** START **
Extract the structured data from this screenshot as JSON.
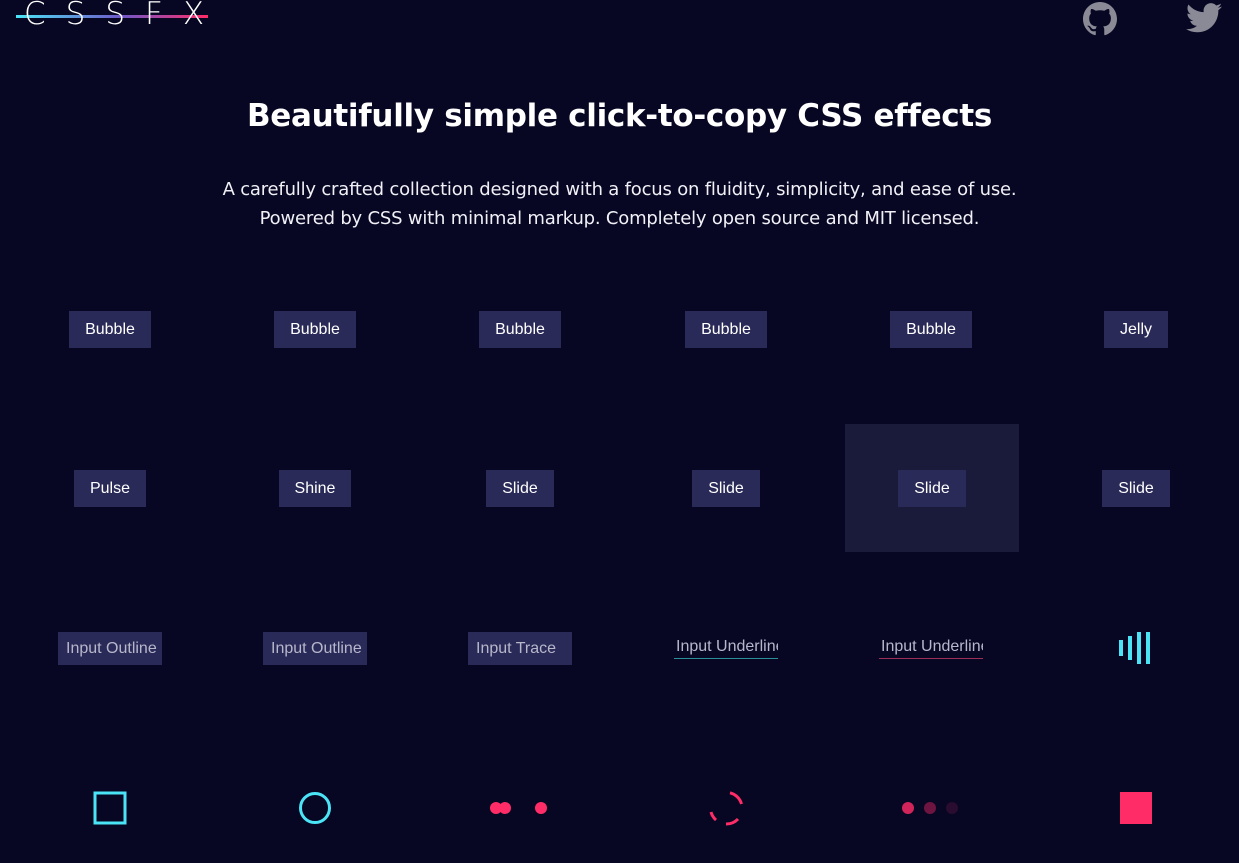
{
  "header": {
    "logo": "CSSFX",
    "icons": [
      "github-icon",
      "twitter-icon"
    ]
  },
  "hero": {
    "title": "Beautifully simple click-to-copy CSS effects",
    "subtitle_line1": "A carefully crafted collection designed with a focus on fluidity, simplicity, and ease of use.",
    "subtitle_line2": "Powered by CSS with minimal markup. Completely open source and MIT licensed."
  },
  "effects": {
    "row1": [
      "Bubble",
      "Bubble",
      "Bubble",
      "Bubble",
      "Bubble",
      "Jelly"
    ],
    "row2": [
      "Pulse",
      "Shine",
      "Slide",
      "Slide",
      "Slide",
      "Slide"
    ],
    "row3": [
      "Input Outline",
      "Input Outline",
      "Input Trace",
      "Input Underline",
      "Input Underline"
    ],
    "loaders": [
      "bars-loader",
      "square-loader",
      "circle-loader",
      "dots-bounce-loader",
      "spinner-arc-loader",
      "dots-fade-loader",
      "square-fill-loader"
    ]
  },
  "colors": {
    "background": "#070723",
    "button": "#2a2a58",
    "cyan": "#4be4f6",
    "pink": "#ff2c68"
  }
}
** END **
-- OBJECTIVE --
Transcribe every entry above exactly. Omit all pictures.

-- TASK ANSWER --
Extract the structured data from this screenshot as JSON.
{
  "header": {
    "logo": "CSSFX",
    "icons": [
      "github-icon",
      "twitter-icon"
    ]
  },
  "hero": {
    "title": "Beautifully simple click-to-copy CSS effects",
    "subtitle_line1": "A carefully crafted collection designed with a focus on fluidity, simplicity, and ease of use.",
    "subtitle_line2": "Powered by CSS with minimal markup. Completely open source and MIT licensed."
  },
  "effects": {
    "row1": [
      "Bubble",
      "Bubble",
      "Bubble",
      "Bubble",
      "Bubble",
      "Jelly"
    ],
    "row2": [
      "Pulse",
      "Shine",
      "Slide",
      "Slide",
      "Slide",
      "Slide"
    ],
    "row3": [
      "Input Outline",
      "Input Outline",
      "Input Trace",
      "Input Underline",
      "Input Underline"
    ],
    "loaders": [
      "bars-loader",
      "square-loader",
      "circle-loader",
      "dots-bounce-loader",
      "spinner-arc-loader",
      "dots-fade-loader",
      "square-fill-loader"
    ]
  },
  "colors": {
    "background": "#070723",
    "button": "#2a2a58",
    "cyan": "#4be4f6",
    "pink": "#ff2c68"
  }
}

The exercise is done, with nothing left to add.